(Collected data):
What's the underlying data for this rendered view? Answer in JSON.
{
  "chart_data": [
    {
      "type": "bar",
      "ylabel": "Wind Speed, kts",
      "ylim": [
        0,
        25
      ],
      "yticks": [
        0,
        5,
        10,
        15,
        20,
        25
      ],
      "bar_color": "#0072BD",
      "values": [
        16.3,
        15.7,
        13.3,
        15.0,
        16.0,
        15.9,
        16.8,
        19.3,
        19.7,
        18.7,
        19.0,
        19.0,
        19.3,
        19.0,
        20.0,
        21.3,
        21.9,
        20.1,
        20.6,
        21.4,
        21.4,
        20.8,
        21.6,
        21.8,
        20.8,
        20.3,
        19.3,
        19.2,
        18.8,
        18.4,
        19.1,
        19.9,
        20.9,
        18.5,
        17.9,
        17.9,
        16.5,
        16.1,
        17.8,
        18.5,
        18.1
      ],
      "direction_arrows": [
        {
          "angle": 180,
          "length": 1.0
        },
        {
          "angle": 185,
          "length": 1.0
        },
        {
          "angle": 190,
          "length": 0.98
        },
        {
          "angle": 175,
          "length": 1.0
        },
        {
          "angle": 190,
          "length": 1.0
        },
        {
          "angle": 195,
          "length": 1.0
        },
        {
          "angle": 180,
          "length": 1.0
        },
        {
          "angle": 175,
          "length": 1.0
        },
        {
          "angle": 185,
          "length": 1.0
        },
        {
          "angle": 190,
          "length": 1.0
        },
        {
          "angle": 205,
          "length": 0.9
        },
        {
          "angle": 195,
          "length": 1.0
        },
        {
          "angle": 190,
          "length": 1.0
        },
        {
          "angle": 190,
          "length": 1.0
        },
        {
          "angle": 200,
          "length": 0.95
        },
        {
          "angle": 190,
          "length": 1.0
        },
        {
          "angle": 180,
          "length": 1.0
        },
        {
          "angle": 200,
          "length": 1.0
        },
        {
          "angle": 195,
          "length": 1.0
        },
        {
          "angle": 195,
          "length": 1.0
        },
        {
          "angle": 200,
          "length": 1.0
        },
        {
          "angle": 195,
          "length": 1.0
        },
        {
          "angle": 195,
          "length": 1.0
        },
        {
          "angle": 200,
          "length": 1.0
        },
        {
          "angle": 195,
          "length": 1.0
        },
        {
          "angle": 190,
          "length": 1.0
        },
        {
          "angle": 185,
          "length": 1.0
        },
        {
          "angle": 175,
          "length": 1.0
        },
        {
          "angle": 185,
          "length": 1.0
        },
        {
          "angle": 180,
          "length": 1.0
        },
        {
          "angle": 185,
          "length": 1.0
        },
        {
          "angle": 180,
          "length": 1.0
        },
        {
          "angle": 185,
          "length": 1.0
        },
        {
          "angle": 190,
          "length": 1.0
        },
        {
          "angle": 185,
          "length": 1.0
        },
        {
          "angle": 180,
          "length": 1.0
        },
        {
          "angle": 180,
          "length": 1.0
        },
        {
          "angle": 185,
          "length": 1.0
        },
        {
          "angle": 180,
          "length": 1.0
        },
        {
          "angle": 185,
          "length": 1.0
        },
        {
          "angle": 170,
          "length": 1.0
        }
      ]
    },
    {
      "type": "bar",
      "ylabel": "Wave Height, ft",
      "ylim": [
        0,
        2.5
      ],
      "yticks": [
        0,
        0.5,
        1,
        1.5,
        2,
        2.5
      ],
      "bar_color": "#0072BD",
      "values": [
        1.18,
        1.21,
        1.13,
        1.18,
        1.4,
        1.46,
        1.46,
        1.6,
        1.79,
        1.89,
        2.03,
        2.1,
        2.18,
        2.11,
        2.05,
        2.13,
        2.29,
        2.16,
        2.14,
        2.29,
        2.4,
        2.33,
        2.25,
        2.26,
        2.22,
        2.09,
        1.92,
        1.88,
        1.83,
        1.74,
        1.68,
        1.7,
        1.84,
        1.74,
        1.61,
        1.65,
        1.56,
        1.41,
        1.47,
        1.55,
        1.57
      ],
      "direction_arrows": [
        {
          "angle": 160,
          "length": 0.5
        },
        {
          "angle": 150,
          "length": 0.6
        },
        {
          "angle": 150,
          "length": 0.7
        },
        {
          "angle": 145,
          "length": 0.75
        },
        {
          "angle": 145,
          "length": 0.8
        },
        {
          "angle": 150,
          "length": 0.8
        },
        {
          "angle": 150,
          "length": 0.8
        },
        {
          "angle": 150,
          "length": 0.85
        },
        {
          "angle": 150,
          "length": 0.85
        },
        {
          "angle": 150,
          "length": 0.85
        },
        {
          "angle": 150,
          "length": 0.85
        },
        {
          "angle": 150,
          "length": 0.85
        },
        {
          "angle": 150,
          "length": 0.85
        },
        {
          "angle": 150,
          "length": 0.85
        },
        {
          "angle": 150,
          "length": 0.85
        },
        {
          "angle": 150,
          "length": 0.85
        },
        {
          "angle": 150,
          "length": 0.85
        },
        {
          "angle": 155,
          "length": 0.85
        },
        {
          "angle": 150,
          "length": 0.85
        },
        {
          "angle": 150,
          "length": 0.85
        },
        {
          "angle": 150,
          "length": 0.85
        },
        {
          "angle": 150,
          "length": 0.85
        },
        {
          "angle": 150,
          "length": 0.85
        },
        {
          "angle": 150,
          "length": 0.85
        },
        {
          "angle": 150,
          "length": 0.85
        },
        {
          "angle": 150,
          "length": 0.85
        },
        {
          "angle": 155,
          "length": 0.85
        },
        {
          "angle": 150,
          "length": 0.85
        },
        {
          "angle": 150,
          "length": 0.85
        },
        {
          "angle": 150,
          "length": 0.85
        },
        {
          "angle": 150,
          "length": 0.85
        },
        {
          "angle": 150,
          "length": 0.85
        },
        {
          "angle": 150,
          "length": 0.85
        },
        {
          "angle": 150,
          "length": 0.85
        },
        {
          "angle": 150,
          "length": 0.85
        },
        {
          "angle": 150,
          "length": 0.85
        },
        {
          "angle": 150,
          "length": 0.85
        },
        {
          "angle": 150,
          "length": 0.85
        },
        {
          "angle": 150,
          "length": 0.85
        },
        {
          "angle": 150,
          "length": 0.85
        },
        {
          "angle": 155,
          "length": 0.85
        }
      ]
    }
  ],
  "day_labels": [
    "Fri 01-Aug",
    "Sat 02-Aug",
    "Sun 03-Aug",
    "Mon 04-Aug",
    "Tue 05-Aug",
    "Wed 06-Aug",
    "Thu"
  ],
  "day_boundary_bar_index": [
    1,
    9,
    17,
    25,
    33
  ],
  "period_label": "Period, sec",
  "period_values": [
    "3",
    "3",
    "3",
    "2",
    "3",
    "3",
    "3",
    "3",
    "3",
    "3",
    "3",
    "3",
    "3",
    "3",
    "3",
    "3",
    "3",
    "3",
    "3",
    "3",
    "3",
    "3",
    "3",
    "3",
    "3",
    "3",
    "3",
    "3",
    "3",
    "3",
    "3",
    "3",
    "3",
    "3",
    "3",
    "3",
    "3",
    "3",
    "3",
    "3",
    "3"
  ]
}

(EXERCISE): Word for word, extract all the records.

(FINAL RESULT):
What's the underlying data for this rendered view? Answer in JSON.
{
  "chart_data": [
    {
      "type": "bar",
      "ylabel": "Wind Speed, kts",
      "ylim": [
        0,
        25
      ],
      "yticks": [
        0,
        5,
        10,
        15,
        20,
        25
      ],
      "bar_color": "#0072BD",
      "values": [
        16.3,
        15.7,
        13.3,
        15.0,
        16.0,
        15.9,
        16.8,
        19.3,
        19.7,
        18.7,
        19.0,
        19.0,
        19.3,
        19.0,
        20.0,
        21.3,
        21.9,
        20.1,
        20.6,
        21.4,
        21.4,
        20.8,
        21.6,
        21.8,
        20.8,
        20.3,
        19.3,
        19.2,
        18.8,
        18.4,
        19.1,
        19.9,
        20.9,
        18.5,
        17.9,
        17.9,
        16.5,
        16.1,
        17.8,
        18.5,
        18.1
      ],
      "direction_arrows": [
        {
          "angle": 180,
          "length": 1.0
        },
        {
          "angle": 185,
          "length": 1.0
        },
        {
          "angle": 190,
          "length": 0.98
        },
        {
          "angle": 175,
          "length": 1.0
        },
        {
          "angle": 190,
          "length": 1.0
        },
        {
          "angle": 195,
          "length": 1.0
        },
        {
          "angle": 180,
          "length": 1.0
        },
        {
          "angle": 175,
          "length": 1.0
        },
        {
          "angle": 185,
          "length": 1.0
        },
        {
          "angle": 190,
          "length": 1.0
        },
        {
          "angle": 205,
          "length": 0.9
        },
        {
          "angle": 195,
          "length": 1.0
        },
        {
          "angle": 190,
          "length": 1.0
        },
        {
          "angle": 190,
          "length": 1.0
        },
        {
          "angle": 200,
          "length": 0.95
        },
        {
          "angle": 190,
          "length": 1.0
        },
        {
          "angle": 180,
          "length": 1.0
        },
        {
          "angle": 200,
          "length": 1.0
        },
        {
          "angle": 195,
          "length": 1.0
        },
        {
          "angle": 195,
          "length": 1.0
        },
        {
          "angle": 200,
          "length": 1.0
        },
        {
          "angle": 195,
          "length": 1.0
        },
        {
          "angle": 195,
          "length": 1.0
        },
        {
          "angle": 200,
          "length": 1.0
        },
        {
          "angle": 195,
          "length": 1.0
        },
        {
          "angle": 190,
          "length": 1.0
        },
        {
          "angle": 185,
          "length": 1.0
        },
        {
          "angle": 175,
          "length": 1.0
        },
        {
          "angle": 185,
          "length": 1.0
        },
        {
          "angle": 180,
          "length": 1.0
        },
        {
          "angle": 185,
          "length": 1.0
        },
        {
          "angle": 180,
          "length": 1.0
        },
        {
          "angle": 185,
          "length": 1.0
        },
        {
          "angle": 190,
          "length": 1.0
        },
        {
          "angle": 185,
          "length": 1.0
        },
        {
          "angle": 180,
          "length": 1.0
        },
        {
          "angle": 180,
          "length": 1.0
        },
        {
          "angle": 185,
          "length": 1.0
        },
        {
          "angle": 180,
          "length": 1.0
        },
        {
          "angle": 185,
          "length": 1.0
        },
        {
          "angle": 170,
          "length": 1.0
        }
      ]
    },
    {
      "type": "bar",
      "ylabel": "Wave Height, ft",
      "ylim": [
        0,
        2.5
      ],
      "yticks": [
        0,
        0.5,
        1,
        1.5,
        2,
        2.5
      ],
      "bar_color": "#0072BD",
      "values": [
        1.18,
        1.21,
        1.13,
        1.18,
        1.4,
        1.46,
        1.46,
        1.6,
        1.79,
        1.89,
        2.03,
        2.1,
        2.18,
        2.11,
        2.05,
        2.13,
        2.29,
        2.16,
        2.14,
        2.29,
        2.4,
        2.33,
        2.25,
        2.26,
        2.22,
        2.09,
        1.92,
        1.88,
        1.83,
        1.74,
        1.68,
        1.7,
        1.84,
        1.74,
        1.61,
        1.65,
        1.56,
        1.41,
        1.47,
        1.55,
        1.57
      ],
      "direction_arrows": [
        {
          "angle": 160,
          "length": 0.5
        },
        {
          "angle": 150,
          "length": 0.6
        },
        {
          "angle": 150,
          "length": 0.7
        },
        {
          "angle": 145,
          "length": 0.75
        },
        {
          "angle": 145,
          "length": 0.8
        },
        {
          "angle": 150,
          "length": 0.8
        },
        {
          "angle": 150,
          "length": 0.8
        },
        {
          "angle": 150,
          "length": 0.85
        },
        {
          "angle": 150,
          "length": 0.85
        },
        {
          "angle": 150,
          "length": 0.85
        },
        {
          "angle": 150,
          "length": 0.85
        },
        {
          "angle": 150,
          "length": 0.85
        },
        {
          "angle": 150,
          "length": 0.85
        },
        {
          "angle": 150,
          "length": 0.85
        },
        {
          "angle": 150,
          "length": 0.85
        },
        {
          "angle": 150,
          "length": 0.85
        },
        {
          "angle": 150,
          "length": 0.85
        },
        {
          "angle": 155,
          "length": 0.85
        },
        {
          "angle": 150,
          "length": 0.85
        },
        {
          "angle": 150,
          "length": 0.85
        },
        {
          "angle": 150,
          "length": 0.85
        },
        {
          "angle": 150,
          "length": 0.85
        },
        {
          "angle": 150,
          "length": 0.85
        },
        {
          "angle": 150,
          "length": 0.85
        },
        {
          "angle": 150,
          "length": 0.85
        },
        {
          "angle": 150,
          "length": 0.85
        },
        {
          "angle": 155,
          "length": 0.85
        },
        {
          "angle": 150,
          "length": 0.85
        },
        {
          "angle": 150,
          "length": 0.85
        },
        {
          "angle": 150,
          "length": 0.85
        },
        {
          "angle": 150,
          "length": 0.85
        },
        {
          "angle": 150,
          "length": 0.85
        },
        {
          "angle": 150,
          "length": 0.85
        },
        {
          "angle": 150,
          "length": 0.85
        },
        {
          "angle": 150,
          "length": 0.85
        },
        {
          "angle": 150,
          "length": 0.85
        },
        {
          "angle": 150,
          "length": 0.85
        },
        {
          "angle": 150,
          "length": 0.85
        },
        {
          "angle": 150,
          "length": 0.85
        },
        {
          "angle": 150,
          "length": 0.85
        },
        {
          "angle": 155,
          "length": 0.85
        }
      ]
    }
  ],
  "day_labels": [
    "Fri 01-Aug",
    "Sat 02-Aug",
    "Sun 03-Aug",
    "Mon 04-Aug",
    "Tue 05-Aug",
    "Wed 06-Aug",
    "Thu"
  ],
  "day_boundary_bar_index": [
    1,
    9,
    17,
    25,
    33
  ],
  "period_label": "Period, sec",
  "period_values": [
    "3",
    "3",
    "3",
    "2",
    "3",
    "3",
    "3",
    "3",
    "3",
    "3",
    "3",
    "3",
    "3",
    "3",
    "3",
    "3",
    "3",
    "3",
    "3",
    "3",
    "3",
    "3",
    "3",
    "3",
    "3",
    "3",
    "3",
    "3",
    "3",
    "3",
    "3",
    "3",
    "3",
    "3",
    "3",
    "3",
    "3",
    "3",
    "3",
    "3",
    "3"
  ]
}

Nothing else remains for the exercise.